Items from a data source
[start]

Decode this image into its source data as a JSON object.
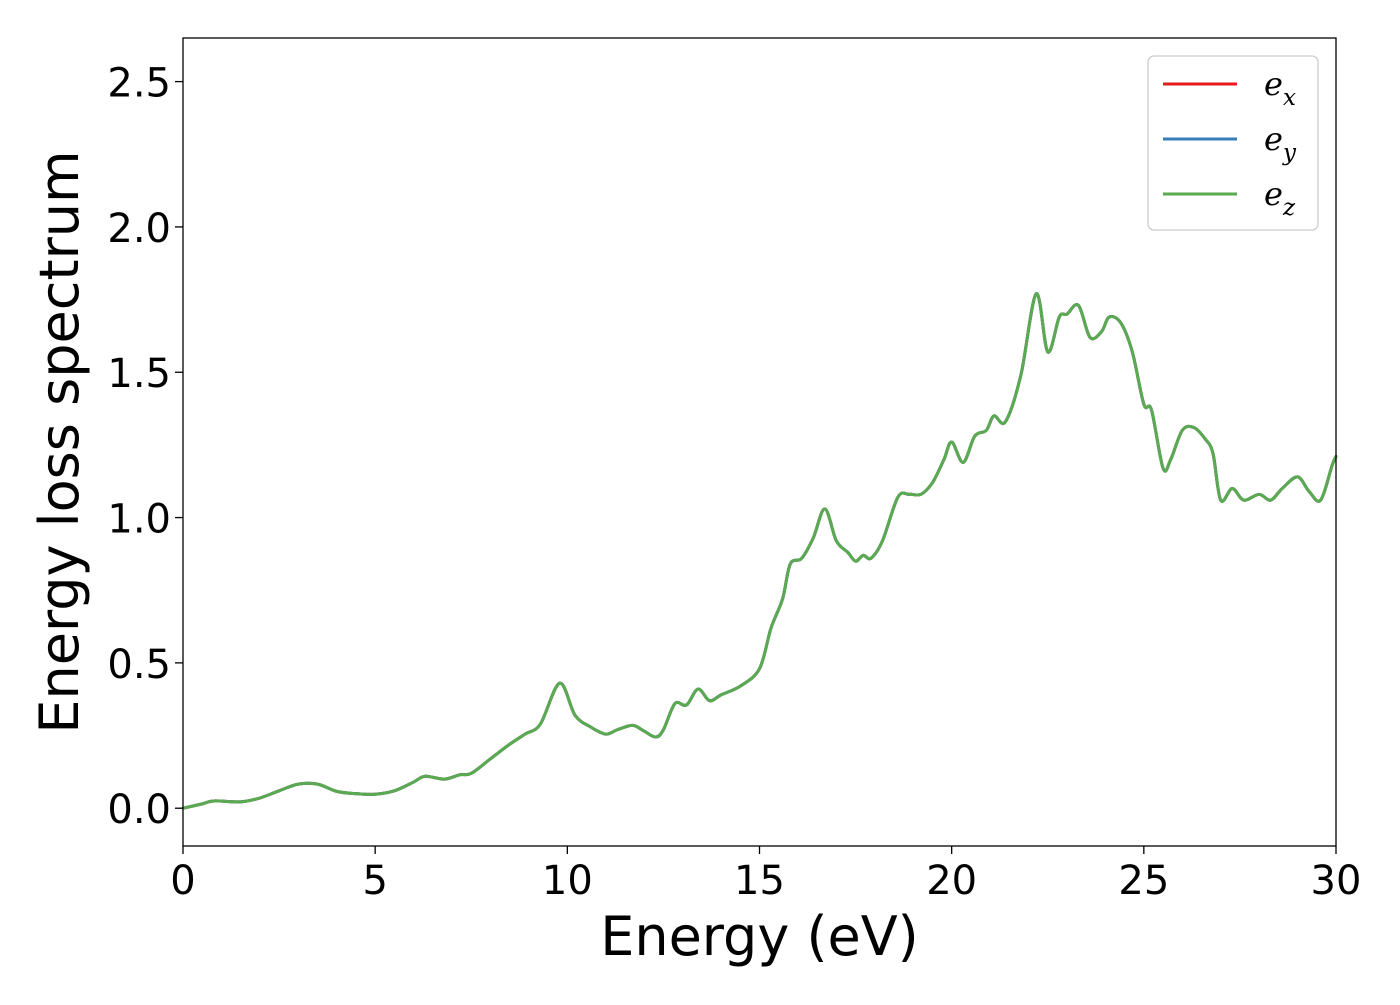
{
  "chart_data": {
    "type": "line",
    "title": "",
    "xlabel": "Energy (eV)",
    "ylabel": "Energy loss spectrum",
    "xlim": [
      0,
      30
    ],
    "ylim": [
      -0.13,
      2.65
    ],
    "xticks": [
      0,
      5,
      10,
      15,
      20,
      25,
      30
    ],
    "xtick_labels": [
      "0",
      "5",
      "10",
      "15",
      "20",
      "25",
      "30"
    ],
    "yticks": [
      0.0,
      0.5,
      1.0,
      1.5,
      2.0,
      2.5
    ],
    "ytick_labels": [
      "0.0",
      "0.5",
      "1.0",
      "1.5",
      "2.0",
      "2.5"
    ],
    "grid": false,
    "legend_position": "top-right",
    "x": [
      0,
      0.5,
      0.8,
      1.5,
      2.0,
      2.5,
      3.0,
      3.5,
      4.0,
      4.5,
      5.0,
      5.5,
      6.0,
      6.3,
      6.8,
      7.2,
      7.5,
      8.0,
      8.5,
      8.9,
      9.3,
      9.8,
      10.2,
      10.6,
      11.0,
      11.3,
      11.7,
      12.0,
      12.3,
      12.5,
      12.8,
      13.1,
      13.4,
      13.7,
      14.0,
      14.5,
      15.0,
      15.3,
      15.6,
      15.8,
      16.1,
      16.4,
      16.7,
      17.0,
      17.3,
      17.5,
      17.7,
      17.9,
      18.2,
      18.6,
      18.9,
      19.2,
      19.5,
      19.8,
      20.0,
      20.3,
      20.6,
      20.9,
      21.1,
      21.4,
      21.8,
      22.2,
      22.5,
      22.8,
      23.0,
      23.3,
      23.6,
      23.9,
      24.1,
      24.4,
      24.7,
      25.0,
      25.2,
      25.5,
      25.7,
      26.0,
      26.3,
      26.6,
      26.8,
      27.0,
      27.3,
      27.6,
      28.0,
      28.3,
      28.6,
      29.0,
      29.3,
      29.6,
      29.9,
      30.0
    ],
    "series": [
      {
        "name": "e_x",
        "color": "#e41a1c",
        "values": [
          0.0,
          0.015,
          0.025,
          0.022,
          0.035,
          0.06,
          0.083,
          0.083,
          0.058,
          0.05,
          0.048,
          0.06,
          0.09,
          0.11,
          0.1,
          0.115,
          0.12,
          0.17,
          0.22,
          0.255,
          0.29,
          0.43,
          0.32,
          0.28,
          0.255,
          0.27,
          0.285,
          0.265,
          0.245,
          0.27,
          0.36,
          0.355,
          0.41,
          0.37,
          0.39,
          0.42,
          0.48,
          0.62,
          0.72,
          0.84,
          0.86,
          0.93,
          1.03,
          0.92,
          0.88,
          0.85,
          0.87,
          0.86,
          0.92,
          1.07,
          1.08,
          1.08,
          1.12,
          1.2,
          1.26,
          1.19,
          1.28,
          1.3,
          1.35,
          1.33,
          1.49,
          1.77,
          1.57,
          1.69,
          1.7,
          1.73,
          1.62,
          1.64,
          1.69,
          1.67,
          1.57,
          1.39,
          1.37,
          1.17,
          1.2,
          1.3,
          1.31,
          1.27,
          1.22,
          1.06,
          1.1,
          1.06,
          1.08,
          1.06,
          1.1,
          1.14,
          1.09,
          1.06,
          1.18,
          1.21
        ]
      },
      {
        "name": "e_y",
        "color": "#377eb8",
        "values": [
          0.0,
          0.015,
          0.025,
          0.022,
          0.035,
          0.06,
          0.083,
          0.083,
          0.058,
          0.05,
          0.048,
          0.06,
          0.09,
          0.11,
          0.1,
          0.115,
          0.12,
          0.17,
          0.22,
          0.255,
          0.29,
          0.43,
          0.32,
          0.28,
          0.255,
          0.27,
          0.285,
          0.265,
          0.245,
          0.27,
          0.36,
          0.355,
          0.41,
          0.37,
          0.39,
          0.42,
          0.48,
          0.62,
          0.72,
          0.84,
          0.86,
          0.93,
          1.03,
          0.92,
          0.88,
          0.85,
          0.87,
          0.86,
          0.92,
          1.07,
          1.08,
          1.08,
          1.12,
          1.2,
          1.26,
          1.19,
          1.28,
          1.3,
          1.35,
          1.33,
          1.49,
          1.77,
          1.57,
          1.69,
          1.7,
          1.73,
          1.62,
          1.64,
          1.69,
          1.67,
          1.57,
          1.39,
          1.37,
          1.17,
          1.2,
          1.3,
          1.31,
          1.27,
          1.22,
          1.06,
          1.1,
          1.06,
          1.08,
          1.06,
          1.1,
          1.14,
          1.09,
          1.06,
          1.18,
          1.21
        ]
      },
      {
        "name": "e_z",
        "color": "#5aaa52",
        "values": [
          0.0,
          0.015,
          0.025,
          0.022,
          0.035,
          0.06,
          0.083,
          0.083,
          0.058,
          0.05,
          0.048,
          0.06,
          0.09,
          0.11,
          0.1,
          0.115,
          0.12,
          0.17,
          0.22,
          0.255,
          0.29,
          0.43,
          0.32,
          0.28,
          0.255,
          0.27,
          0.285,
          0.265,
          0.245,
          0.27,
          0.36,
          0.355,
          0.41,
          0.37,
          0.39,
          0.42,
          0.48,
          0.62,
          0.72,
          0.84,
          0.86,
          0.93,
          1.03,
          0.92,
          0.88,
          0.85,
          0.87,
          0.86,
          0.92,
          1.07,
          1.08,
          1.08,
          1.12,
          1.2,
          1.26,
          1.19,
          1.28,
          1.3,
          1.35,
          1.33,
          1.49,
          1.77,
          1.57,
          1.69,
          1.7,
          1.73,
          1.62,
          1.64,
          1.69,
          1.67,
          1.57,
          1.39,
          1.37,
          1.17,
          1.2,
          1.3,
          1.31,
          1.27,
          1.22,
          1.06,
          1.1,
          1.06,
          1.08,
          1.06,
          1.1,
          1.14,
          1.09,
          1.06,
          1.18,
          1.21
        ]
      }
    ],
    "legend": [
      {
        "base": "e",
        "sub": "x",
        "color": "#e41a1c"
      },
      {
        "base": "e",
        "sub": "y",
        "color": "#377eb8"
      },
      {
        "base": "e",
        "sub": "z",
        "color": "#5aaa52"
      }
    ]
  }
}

[end]
[start]

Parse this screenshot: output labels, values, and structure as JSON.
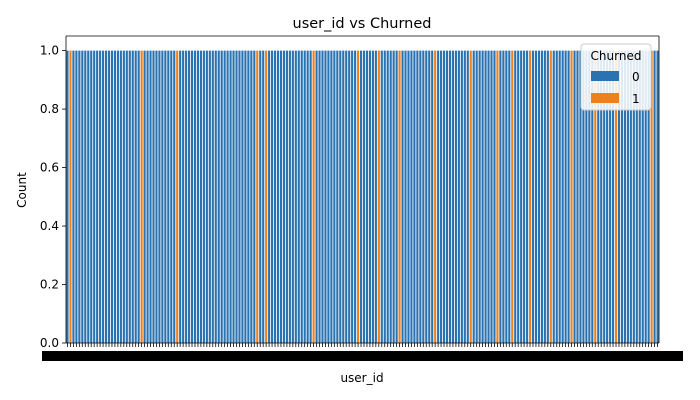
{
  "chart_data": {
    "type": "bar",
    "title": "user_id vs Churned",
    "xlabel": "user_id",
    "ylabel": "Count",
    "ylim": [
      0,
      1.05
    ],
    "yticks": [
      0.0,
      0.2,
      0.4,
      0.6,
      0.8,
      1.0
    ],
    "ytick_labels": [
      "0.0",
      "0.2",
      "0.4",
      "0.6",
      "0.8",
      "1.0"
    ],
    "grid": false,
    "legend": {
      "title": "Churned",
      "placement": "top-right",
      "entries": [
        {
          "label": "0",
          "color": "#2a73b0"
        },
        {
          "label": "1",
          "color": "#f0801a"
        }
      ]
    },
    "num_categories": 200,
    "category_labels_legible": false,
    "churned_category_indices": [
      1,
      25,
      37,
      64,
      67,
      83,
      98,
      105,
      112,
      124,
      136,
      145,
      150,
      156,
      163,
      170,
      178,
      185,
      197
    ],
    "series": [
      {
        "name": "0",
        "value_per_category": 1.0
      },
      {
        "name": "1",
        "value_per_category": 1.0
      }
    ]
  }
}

[end]
[start]

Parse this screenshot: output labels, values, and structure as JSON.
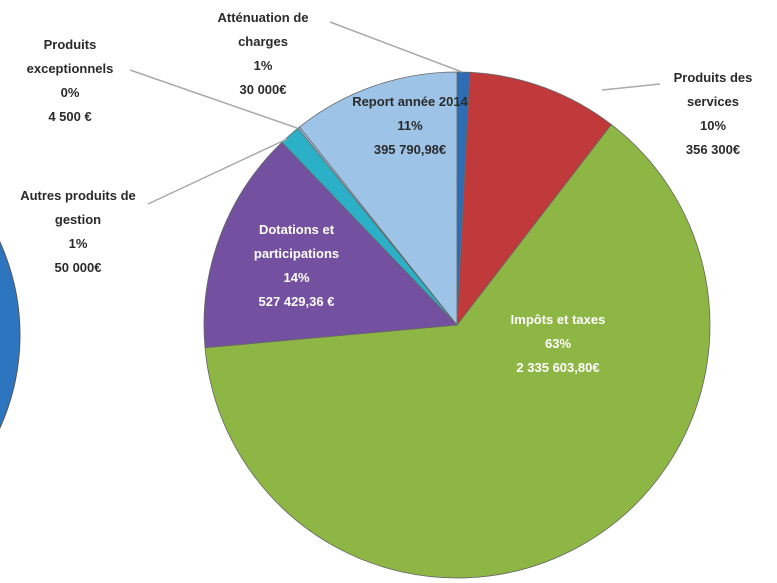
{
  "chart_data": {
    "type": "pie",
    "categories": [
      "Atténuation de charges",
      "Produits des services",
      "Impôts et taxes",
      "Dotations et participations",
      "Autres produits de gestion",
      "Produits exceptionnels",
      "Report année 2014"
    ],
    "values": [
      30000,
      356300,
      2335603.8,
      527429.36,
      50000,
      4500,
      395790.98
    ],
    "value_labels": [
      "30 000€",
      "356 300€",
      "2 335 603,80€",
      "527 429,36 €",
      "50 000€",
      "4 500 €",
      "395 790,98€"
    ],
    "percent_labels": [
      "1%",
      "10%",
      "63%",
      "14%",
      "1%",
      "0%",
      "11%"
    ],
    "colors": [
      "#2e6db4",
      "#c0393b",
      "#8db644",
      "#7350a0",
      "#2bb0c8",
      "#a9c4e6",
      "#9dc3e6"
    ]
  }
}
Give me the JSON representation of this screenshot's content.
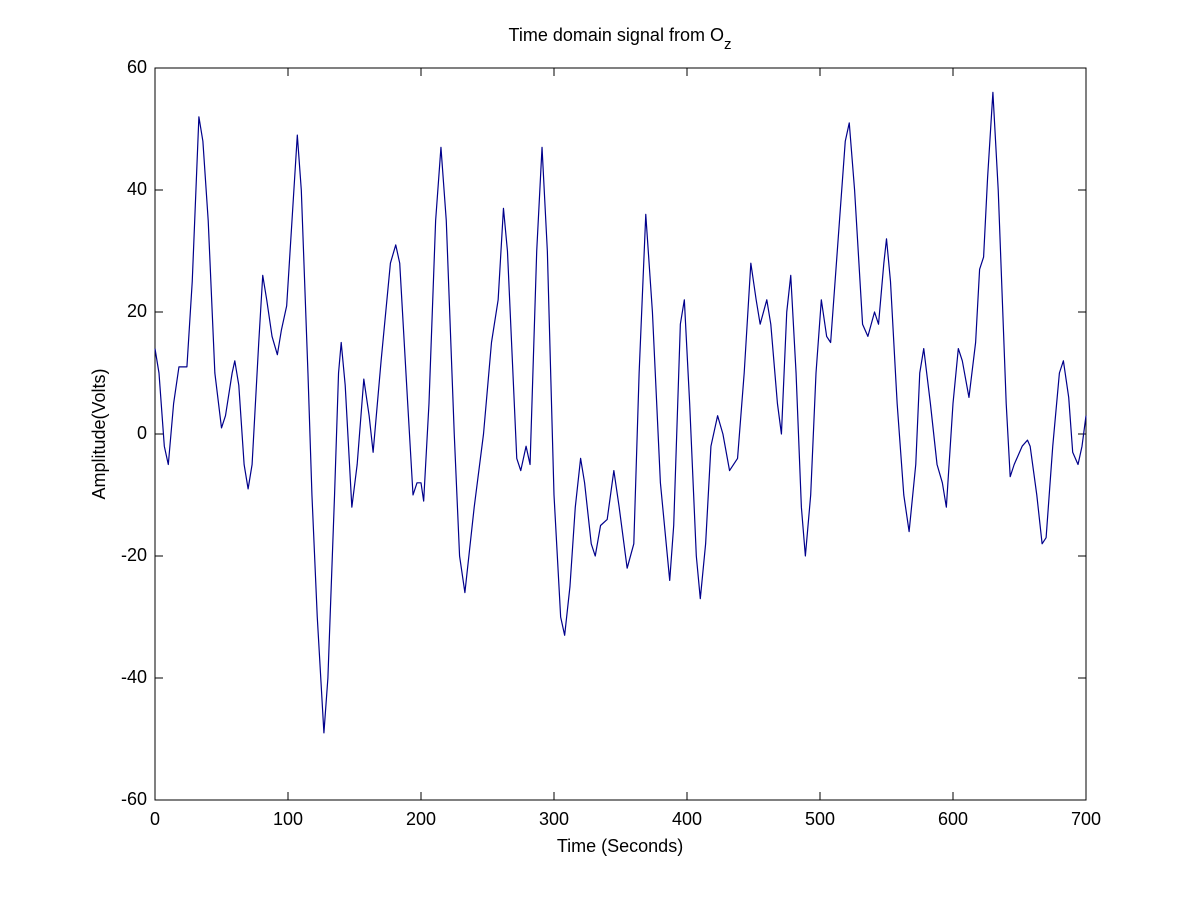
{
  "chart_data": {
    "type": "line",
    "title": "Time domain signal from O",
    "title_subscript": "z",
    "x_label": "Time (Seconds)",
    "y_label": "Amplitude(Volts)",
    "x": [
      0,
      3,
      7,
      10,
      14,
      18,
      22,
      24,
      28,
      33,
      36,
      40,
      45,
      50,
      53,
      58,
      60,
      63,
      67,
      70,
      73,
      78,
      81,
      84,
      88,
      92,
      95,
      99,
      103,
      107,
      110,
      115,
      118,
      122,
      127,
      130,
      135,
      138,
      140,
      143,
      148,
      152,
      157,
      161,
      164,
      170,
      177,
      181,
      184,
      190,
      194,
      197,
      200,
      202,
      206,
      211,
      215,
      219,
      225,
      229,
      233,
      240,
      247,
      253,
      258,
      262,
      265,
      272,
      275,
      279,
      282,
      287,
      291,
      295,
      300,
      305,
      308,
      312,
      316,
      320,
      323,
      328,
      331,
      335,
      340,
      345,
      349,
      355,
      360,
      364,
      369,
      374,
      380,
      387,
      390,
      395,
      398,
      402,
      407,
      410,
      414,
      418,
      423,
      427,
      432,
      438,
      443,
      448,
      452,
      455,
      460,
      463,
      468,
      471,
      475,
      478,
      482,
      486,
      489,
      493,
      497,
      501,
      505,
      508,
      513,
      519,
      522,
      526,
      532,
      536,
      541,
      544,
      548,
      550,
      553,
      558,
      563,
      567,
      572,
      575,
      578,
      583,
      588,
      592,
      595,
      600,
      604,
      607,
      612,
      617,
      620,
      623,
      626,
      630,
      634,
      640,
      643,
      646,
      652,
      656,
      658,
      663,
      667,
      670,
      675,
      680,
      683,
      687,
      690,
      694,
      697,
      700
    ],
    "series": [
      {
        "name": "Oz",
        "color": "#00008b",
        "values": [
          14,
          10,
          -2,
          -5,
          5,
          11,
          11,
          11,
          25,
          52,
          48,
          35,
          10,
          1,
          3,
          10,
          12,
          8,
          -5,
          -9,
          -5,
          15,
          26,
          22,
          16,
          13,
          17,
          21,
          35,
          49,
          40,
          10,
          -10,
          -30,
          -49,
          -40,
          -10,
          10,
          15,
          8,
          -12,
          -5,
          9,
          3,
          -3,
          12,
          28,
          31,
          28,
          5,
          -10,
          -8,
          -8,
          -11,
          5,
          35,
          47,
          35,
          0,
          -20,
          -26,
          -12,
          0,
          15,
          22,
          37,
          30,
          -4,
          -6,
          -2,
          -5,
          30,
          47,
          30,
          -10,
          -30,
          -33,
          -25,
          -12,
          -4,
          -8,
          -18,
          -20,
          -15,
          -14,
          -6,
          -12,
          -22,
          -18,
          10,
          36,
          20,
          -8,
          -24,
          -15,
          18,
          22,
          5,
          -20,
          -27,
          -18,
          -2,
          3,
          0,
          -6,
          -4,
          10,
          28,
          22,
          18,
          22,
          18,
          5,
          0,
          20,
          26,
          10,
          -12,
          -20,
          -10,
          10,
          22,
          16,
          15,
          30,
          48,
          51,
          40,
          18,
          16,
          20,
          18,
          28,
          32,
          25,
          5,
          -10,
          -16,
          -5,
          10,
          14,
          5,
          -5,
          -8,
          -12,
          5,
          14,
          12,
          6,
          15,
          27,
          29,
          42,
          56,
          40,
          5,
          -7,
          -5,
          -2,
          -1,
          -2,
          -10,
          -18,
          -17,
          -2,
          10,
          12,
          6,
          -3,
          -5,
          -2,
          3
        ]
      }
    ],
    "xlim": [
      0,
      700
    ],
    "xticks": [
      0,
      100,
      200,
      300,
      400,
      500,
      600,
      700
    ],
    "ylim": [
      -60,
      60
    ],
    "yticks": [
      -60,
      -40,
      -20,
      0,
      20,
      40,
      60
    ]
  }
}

[end]

Required work: Examine the records and pull out every line where the string "right" occurs.

Result for this task:
    "legend_position": "top-right",
      "placement": "top-right",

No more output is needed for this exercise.